**Try it**
Can you update the passage on Hawaii's alert software, from the words "Officials soon released" through "an actual screenshot.", swapping "timeline" for "chronology"?

**Study text**
▼
Officials soon released a timeline of events, saying the state’s software contained a menu option that allowed a live alert to be sent in place of a test, a problem that several people quickly categorized as a design failure. The state released an image that showed a list with options for test and live alerts next to each other. Officials later said the image did not accurately portray the system, and released what it characterized as a “representation” of the system, but said that it could not share an actual screenshot.

While the state has not named its software provider, evidence suggests it is an Idaho-based company called AlertSense, a FEMA-approved company that says it works with clients in states around the country. The audio version of the alert broadcast in Hawaii was posted on the company’s website. The first image released by Hawaii also appears similar to example software provided to The Verge by AlertSense. For instance, the word “templates” appears above the alert options in AlertSense’s software, and is barely visible in the first image issued by the state. (A local TV station in Hawaii independently came to the same conclusion.) The Verge’s review of the program suggests that functionally there is only a one-click difference between sending a test and a live alert.
▲
**Records**
▼
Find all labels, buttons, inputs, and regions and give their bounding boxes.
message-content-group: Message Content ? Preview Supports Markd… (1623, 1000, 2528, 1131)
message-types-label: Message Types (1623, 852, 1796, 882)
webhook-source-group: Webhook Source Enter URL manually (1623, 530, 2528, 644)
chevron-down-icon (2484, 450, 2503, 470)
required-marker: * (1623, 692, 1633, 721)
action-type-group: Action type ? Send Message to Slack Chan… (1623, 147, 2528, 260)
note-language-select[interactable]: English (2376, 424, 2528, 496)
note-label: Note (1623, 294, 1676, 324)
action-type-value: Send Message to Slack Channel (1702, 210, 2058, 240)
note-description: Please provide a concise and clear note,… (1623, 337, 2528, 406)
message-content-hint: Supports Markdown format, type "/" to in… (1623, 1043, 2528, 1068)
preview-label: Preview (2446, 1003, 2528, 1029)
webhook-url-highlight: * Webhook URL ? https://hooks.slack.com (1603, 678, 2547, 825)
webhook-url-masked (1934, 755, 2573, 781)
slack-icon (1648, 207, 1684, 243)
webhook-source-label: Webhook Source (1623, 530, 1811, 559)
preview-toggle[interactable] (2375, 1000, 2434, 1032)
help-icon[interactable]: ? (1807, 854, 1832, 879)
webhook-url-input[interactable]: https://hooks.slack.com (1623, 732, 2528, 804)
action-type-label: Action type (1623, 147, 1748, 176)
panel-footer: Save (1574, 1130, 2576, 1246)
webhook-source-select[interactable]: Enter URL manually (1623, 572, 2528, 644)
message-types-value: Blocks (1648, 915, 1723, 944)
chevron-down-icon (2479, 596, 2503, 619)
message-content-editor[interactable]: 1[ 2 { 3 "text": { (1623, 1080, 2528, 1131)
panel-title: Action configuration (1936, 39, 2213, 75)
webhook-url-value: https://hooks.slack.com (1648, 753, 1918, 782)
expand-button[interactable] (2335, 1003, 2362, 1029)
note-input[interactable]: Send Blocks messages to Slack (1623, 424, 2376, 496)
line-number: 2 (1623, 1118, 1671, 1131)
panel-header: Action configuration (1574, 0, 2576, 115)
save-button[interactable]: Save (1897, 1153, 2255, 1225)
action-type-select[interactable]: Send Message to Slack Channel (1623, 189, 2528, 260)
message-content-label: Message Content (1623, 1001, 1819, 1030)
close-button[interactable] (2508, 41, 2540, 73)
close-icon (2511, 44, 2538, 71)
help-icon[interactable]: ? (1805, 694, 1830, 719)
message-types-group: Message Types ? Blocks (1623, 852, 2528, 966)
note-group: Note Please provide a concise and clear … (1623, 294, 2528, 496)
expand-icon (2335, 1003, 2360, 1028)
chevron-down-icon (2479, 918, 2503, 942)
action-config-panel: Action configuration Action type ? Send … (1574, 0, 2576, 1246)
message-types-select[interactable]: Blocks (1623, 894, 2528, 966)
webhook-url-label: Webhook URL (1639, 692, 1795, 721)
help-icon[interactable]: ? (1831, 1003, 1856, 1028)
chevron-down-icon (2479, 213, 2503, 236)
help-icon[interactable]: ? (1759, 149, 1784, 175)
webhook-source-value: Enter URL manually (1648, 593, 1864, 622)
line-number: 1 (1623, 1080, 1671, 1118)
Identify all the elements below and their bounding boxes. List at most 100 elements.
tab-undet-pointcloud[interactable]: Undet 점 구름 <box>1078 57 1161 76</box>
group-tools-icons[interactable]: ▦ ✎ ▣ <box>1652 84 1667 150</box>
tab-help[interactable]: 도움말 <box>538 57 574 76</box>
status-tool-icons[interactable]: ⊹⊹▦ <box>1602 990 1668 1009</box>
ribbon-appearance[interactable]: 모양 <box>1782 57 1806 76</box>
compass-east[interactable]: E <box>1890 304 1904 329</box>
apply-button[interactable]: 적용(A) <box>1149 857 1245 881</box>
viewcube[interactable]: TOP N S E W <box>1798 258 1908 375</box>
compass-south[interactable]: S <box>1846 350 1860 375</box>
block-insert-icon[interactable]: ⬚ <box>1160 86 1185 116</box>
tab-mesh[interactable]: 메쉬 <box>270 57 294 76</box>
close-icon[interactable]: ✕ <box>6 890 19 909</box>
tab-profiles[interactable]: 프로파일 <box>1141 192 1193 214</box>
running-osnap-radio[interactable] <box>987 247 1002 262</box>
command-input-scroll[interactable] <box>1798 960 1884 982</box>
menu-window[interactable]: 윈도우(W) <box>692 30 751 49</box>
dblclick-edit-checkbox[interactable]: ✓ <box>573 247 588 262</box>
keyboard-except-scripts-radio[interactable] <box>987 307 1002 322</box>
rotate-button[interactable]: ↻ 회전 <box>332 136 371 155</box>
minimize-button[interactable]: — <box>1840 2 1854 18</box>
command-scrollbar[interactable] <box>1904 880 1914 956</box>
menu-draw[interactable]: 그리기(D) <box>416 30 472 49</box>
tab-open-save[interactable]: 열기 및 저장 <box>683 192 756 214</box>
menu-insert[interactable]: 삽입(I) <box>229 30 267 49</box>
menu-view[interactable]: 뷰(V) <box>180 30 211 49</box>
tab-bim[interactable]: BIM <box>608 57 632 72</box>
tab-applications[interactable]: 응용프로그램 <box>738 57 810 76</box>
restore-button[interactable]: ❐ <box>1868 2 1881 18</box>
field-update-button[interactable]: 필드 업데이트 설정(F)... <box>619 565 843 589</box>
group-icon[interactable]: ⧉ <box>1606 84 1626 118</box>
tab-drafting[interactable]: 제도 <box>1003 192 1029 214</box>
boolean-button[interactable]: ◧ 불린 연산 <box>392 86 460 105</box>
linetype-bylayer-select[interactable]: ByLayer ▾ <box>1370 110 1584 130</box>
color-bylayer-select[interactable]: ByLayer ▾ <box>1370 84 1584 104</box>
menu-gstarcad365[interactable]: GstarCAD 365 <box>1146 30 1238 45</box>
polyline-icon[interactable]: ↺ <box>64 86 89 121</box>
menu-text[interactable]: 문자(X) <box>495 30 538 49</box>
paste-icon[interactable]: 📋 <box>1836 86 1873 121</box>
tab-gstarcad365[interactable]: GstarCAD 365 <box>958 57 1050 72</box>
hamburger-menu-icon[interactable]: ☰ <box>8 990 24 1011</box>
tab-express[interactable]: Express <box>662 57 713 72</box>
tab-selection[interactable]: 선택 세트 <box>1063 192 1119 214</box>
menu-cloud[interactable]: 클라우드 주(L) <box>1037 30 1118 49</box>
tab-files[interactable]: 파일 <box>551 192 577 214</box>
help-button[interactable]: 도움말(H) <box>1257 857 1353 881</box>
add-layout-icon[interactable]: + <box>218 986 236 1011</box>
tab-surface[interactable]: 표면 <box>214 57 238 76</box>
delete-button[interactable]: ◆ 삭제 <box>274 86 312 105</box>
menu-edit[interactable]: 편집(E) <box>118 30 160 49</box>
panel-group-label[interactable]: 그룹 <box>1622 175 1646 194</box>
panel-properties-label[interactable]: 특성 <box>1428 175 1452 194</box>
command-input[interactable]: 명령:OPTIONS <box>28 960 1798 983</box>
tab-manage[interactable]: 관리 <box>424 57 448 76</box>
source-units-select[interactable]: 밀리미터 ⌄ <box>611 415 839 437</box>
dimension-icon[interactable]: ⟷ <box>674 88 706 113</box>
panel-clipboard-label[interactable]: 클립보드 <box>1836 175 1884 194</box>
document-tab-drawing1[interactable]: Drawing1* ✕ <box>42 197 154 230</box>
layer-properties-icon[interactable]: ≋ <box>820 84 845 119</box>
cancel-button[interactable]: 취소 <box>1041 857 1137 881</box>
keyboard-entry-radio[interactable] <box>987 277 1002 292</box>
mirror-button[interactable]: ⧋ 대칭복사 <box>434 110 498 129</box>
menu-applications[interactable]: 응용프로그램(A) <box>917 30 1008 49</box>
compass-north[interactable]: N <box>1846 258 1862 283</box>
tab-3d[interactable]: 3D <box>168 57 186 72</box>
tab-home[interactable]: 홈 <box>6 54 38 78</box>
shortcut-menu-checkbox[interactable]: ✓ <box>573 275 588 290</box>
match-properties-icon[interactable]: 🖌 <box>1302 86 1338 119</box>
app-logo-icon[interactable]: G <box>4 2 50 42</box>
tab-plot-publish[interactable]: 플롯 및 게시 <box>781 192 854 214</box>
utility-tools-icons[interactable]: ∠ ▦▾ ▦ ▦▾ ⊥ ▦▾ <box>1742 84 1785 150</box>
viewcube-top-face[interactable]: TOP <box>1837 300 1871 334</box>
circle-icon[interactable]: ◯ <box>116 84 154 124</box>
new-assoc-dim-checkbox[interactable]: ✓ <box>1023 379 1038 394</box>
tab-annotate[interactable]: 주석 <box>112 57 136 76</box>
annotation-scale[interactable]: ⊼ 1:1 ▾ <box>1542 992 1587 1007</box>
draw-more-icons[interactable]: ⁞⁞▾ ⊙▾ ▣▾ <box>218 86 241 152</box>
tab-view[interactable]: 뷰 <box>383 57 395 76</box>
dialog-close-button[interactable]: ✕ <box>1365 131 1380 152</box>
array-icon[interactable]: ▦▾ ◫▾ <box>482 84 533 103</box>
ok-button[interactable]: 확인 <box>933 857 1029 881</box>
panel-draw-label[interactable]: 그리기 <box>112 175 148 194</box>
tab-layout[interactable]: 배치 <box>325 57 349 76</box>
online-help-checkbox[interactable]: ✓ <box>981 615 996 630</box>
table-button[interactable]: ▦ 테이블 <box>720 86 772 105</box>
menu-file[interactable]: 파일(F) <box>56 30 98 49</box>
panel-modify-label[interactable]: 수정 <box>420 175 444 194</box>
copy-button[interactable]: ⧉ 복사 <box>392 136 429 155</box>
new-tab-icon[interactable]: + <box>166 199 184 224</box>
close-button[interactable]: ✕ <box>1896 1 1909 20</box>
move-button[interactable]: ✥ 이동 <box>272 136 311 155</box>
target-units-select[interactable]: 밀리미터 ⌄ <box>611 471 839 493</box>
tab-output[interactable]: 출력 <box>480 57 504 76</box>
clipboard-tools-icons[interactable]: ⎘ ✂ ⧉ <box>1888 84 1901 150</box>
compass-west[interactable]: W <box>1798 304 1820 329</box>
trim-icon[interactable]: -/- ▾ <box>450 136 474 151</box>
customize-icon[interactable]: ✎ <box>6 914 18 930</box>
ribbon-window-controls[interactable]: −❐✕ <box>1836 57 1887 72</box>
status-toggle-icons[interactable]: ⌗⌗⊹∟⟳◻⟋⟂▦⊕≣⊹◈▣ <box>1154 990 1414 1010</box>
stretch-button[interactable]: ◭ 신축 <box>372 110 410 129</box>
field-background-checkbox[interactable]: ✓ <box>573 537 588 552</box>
▲
**Output for this exercise**
Officials soon released a chronology of events, saying the state’s software contained a menu option that allowed a live alert to be sent in place of a test, a problem that several people quickly categorized as a design failure. The state released an image that showed a list with options for test and live alerts next to each other. Officials later said the image did not accurately portray the system, and released what it characterized as a “representation” of the system, but said that it could not share an actual screenshot.